TEXTO EXTRAÍDO.
——————
Durante muchos años la Santa Sede y sus máximos representantes decidieron callar, solapar y proteger al fundador de la Legión de Cristo. Ser clementes con Maciel, ya sea por su avanzada edad, por la trascendencia del movimiento que él construyó o para no ensuciar la imagen de algunos religiosos fue la consigna. No importó atentar contra la verdad ni acallar a toda costa a quienes años atrás lo denunciaron; tampoco importó traicionar a los fieles que creían en los preceptos de la legión. En aras de la aplicación inadecuada de la clemencia mucho se sacrificó.
La reciente condena del Vaticano, quien calificó a Marcial Maciel de “delincuente” sin escrúpulos no es suficiente, no sólo por atemporal –hubiese sido indispensable juzgarlo mientras Maciel vivía–, sino porque, en aras de encubrir sus delitos, se mintió. Ante delitos graves, ni la compasión, ni la aplicación moderada de la justicia tienen lugar. Quienes ejercieron la clemencia olvidaron dos asuntos fundamentales: no pensaron y no se convirtieron en las víctimas y olvidaron los significados de la moralidad.
En el caso de Maciel, el desaseo de la Iglesia ha sido inmenso y contumaz. La mentira también ha sido monstruosa. La única forma de resarcir los errores habría sido condenar al padre en vida y degradarlo. Muerto el muerto insuficiente el castigo. La clemencia ejercida por el Vaticano olvidó que Marcial nunca mostró compasión por sus víctimas; olvidó también que la culpabilidad no existía en el lenguaje del religioso.
Las razones humanas esgrimidas en favor de Maciel nada tienen que ver con la esencia de lo humano, con el respeto hacia el otro, con la alteridad. Es imposible pensar que los afectados por las barbaridades del fundador de la Legión de Cristo se sientan satisfechos por el dictamen del Vaticano. De nada, o de muy poco, sirve condenar a un muerto; los muertos nunca se enteran de la condena y nunca muestran arrepentimiento.
——————
ÍTEMS EXTRAÍDOS.
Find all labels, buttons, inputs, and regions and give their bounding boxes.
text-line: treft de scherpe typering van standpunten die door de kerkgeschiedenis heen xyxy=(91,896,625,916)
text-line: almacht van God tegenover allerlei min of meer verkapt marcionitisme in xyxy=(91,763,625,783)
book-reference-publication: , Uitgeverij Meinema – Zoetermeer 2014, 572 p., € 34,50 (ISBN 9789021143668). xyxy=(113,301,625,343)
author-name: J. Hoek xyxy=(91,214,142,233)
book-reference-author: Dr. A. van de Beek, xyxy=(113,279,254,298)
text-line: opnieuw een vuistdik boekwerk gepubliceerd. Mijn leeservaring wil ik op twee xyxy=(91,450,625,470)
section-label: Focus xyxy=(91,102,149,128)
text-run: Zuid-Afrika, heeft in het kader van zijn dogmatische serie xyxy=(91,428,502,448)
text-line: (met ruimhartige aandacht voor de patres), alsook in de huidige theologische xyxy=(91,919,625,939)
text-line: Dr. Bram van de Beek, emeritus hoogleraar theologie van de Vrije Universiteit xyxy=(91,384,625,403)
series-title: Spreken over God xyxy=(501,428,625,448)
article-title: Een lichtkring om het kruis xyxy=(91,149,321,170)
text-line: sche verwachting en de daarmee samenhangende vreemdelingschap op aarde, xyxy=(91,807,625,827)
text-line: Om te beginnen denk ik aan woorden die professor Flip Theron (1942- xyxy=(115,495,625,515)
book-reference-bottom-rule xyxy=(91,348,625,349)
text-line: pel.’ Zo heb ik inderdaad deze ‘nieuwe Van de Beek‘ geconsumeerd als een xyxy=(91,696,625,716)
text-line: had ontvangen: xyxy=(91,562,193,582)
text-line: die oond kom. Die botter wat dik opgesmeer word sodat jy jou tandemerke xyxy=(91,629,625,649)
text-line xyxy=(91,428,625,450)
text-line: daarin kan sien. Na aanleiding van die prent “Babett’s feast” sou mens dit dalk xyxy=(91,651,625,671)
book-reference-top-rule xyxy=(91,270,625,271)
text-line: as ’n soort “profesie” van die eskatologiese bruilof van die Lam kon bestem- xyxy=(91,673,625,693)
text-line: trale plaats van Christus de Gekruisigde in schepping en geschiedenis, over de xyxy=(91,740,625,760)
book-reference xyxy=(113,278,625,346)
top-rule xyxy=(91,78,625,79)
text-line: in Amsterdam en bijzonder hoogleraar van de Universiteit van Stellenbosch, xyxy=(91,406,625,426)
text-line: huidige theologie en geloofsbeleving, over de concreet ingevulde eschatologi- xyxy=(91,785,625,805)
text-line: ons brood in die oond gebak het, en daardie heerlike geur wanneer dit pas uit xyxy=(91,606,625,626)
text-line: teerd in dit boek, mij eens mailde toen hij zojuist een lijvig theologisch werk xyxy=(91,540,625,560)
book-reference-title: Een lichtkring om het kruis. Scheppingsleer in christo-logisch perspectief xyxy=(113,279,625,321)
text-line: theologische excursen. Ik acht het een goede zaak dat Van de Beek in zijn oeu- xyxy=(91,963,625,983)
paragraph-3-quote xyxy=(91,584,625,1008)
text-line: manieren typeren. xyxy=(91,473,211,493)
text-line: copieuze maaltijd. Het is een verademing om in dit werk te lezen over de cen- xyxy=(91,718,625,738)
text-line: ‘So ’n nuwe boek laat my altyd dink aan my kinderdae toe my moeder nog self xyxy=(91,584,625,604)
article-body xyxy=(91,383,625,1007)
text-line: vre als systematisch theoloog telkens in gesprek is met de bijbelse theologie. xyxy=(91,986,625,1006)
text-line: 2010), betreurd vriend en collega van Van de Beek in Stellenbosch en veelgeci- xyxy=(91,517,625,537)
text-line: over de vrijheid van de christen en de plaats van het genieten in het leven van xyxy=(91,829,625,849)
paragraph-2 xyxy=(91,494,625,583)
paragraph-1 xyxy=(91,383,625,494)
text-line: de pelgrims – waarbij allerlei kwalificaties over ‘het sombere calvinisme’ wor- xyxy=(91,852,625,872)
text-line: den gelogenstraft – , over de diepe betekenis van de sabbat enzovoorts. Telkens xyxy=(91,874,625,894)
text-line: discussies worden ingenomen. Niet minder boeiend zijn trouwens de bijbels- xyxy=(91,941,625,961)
——————
TAREAS.
A. En el texto sobre Maciel, ¿cómo calificó el Vaticano a Marcial Maciel en su reciente condena?
B. Di si cada afirmación coincide con el texto sobre Maciel y cita las palabras que lo deciden: (i) habría sido indispensable juzgar a Maciel mientras vivía; (ii) Maciel mostró compasión por sus víctimas; (iii) los muertos muestran arrepentimiento cuando se les condena.
C. Sigue escribiendo el texto sobre Maciel a partir de su última oración.
Los ítems son material independiente del texto.

RESPUESTAS.
A. Lo calificó de "delincuente" sin escrúpulos.

B.
(i) Sí: "hubiese sido indispensable juzgarlo mientras Maciel vivía".
(ii) No: "Marcial nunca mostró compasión por sus víctimas".
(iii) No: "los muertos nunca se enteran de la condena y nunca muestran arrepentimiento".

C.
Los delitos de Maciel fueron muy graves, tanto por su naturaleza, como por el poder que detentaba y que le permitió ejercerlo sin ningún reparo moral. Más execrable es la complicidad de la Iglesia. La naturaleza de las violaciones, el largo tiempo durante el cual se perpetraron, las edades de las víctimas y el silencio que se les exigía, fueron tan nauseabundas como las mentiras del Vaticano. Aunque sea bienvenido el cambio de opinión de la Iglesia al condenar a Maciel, poco arregla. Si de verdad existe “arrepentimiento” en la cúpula del Vaticano, sus líderes cuentan con suficientes sacerdotes pederastas a la vista para ejercer ese acto de contrición. Degradarlos públicamente es lo que debe hacer la Iglesia. Degradarlos y castigarlos.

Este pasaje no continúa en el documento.